Task to carry out: Copy the records below exactly as they appear.

Extracts from a graphics dataset
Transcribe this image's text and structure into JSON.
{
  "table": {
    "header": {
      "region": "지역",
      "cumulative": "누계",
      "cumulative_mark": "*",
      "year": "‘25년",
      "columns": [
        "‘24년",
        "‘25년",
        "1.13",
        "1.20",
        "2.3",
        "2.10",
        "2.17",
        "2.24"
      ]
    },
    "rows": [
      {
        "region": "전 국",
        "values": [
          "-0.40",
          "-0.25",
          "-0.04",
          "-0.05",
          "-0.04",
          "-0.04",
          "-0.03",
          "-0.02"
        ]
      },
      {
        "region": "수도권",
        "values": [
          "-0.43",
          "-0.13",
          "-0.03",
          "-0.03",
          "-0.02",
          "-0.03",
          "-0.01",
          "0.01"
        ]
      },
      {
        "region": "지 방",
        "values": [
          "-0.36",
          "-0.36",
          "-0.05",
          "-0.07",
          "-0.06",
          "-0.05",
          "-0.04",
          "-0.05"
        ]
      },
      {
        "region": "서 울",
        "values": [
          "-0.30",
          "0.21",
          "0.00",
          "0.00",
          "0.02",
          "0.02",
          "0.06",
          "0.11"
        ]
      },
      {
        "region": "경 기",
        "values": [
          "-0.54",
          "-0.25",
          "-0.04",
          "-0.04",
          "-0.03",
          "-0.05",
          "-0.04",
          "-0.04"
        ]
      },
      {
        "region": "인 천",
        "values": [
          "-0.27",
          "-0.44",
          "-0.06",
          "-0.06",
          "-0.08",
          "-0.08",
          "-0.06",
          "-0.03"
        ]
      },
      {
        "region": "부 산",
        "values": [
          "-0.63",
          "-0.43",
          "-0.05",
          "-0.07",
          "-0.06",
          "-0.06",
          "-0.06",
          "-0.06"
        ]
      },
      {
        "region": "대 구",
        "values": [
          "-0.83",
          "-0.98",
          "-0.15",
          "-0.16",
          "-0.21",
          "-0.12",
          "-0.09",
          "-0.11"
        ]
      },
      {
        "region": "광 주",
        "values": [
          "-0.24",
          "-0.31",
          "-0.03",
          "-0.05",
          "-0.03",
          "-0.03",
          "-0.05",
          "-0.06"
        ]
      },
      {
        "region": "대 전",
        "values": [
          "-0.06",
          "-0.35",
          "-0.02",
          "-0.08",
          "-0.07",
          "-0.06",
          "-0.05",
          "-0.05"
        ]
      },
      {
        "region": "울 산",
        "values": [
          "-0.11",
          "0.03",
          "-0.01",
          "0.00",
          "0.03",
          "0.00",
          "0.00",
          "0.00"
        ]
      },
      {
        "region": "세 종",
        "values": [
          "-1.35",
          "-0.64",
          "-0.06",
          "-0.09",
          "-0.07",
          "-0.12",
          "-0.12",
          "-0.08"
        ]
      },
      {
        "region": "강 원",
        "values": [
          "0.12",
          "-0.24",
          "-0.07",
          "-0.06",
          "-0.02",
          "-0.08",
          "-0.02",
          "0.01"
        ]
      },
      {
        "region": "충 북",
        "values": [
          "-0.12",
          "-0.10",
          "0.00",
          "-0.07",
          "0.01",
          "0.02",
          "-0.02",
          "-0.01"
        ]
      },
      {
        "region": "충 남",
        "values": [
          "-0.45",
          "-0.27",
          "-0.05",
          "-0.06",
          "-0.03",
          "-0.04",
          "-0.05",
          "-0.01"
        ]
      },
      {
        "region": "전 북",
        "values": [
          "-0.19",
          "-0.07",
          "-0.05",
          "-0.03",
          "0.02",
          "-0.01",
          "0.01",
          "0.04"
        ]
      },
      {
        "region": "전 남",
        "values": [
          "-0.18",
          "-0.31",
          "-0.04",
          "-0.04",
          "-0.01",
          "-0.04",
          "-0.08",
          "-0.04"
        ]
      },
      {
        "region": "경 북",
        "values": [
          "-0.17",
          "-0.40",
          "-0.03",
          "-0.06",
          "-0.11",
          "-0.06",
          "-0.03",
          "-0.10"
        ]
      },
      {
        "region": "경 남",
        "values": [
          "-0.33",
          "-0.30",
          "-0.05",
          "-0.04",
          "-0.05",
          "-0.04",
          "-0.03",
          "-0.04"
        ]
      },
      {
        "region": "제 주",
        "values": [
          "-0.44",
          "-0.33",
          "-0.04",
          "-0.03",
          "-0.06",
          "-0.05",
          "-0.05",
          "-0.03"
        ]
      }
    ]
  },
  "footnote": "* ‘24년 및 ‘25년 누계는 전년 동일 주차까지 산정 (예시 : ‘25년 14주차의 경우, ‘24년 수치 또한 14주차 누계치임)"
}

Exercise output:
Transcribe this image's text and structure into JSON.
{
  "table": {
    "header": {
      "region": "지역",
      "cumulative": "누계",
      "cumulative_mark": "*",
      "year": "‘25년",
      "columns": [
        "‘24년",
        "‘25년",
        "1.13",
        "1.20",
        "2.3",
        "2.10",
        "2.17",
        "2.24"
      ]
    },
    "rows": [
      {
        "region": "전 국",
        "values": [
          "-0.40",
          "-0.25",
          "-0.04",
          "-0.05",
          "-0.04",
          "-0.04",
          "-0.03",
          "-0.02"
        ]
      },
      {
        "region": "수도권",
        "values": [
          "-0.43",
          "-0.13",
          "-0.03",
          "-0.03",
          "-0.02",
          "-0.03",
          "-0.01",
          "0.01"
        ]
      },
      {
        "region": "지 방",
        "values": [
          "-0.36",
          "-0.36",
          "-0.05",
          "-0.07",
          "-0.06",
          "-0.05",
          "-0.04",
          "-0.05"
        ]
      },
      {
        "region": "서 울",
        "values": [
          "-0.30",
          "0.21",
          "0.00",
          "0.00",
          "0.02",
          "0.02",
          "0.06",
          "0.11"
        ]
      },
      {
        "region": "경 기",
        "values": [
          "-0.54",
          "-0.25",
          "-0.04",
          "-0.04",
          "-0.03",
          "-0.05",
          "-0.04",
          "-0.04"
        ]
      },
      {
        "region": "인 천",
        "values": [
          "-0.27",
          "-0.44",
          "-0.06",
          "-0.06",
          "-0.08",
          "-0.08",
          "-0.06",
          "-0.03"
        ]
      },
      {
        "region": "부 산",
        "values": [
          "-0.63",
          "-0.43",
          "-0.05",
          "-0.07",
          "-0.06",
          "-0.06",
          "-0.06",
          "-0.06"
        ]
      },
      {
        "region": "대 구",
        "values": [
          "-0.83",
          "-0.98",
          "-0.15",
          "-0.16",
          "-0.21",
          "-0.12",
          "-0.09",
          "-0.11"
        ]
      },
      {
        "region": "광 주",
        "values": [
          "-0.24",
          "-0.31",
          "-0.03",
          "-0.05",
          "-0.03",
          "-0.03",
          "-0.05",
          "-0.06"
        ]
      },
      {
        "region": "대 전",
        "values": [
          "-0.06",
          "-0.35",
          "-0.02",
          "-0.08",
          "-0.07",
          "-0.06",
          "-0.05",
          "-0.05"
        ]
      },
      {
        "region": "울 산",
        "values": [
          "-0.11",
          "0.03",
          "-0.01",
          "0.00",
          "0.03",
          "0.00",
          "0.00",
          "0.00"
        ]
      },
      {
        "region": "세 종",
        "values": [
          "-1.35",
          "-0.64",
          "-0.06",
          "-0.09",
          "-0.07",
          "-0.12",
          "-0.12",
          "-0.08"
        ]
      },
      {
        "region": "강 원",
        "values": [
          "0.12",
          "-0.24",
          "-0.07",
          "-0.06",
          "-0.02",
          "-0.08",
          "-0.02",
          "0.01"
        ]
      },
      {
        "region": "충 북",
        "values": [
          "-0.12",
          "-0.10",
          "0.00",
          "-0.07",
          "0.01",
          "0.02",
          "-0.02",
          "-0.01"
        ]
      },
      {
        "region": "충 남",
        "values": [
          "-0.45",
          "-0.27",
          "-0.05",
          "-0.06",
          "-0.03",
          "-0.04",
          "-0.05",
          "-0.01"
        ]
      },
      {
        "region": "전 북",
        "values": [
          "-0.19",
          "-0.07",
          "-0.05",
          "-0.03",
          "0.02",
          "-0.01",
          "0.01",
          "0.04"
        ]
      },
      {
        "region": "전 남",
        "values": [
          "-0.18",
          "-0.31",
          "-0.04",
          "-0.04",
          "-0.01",
          "-0.04",
          "-0.08",
          "-0.04"
        ]
      },
      {
        "region": "경 북",
        "values": [
          "-0.17",
          "-0.40",
          "-0.03",
          "-0.06",
          "-0.11",
          "-0.06",
          "-0.03",
          "-0.10"
        ]
      },
      {
        "region": "경 남",
        "values": [
          "-0.33",
          "-0.30",
          "-0.05",
          "-0.04",
          "-0.05",
          "-0.04",
          "-0.03",
          "-0.04"
        ]
      },
      {
        "region": "제 주",
        "values": [
          "-0.44",
          "-0.33",
          "-0.04",
          "-0.03",
          "-0.06",
          "-0.05",
          "-0.05",
          "-0.03"
        ]
      }
    ]
  },
  "footnote": "* ‘24년 및 ‘25년 누계는 전년 동일 주차까지 산정 (예시 : ‘25년 14주차의 경우, ‘24년 수치 또한 14주차 누계치임)"
}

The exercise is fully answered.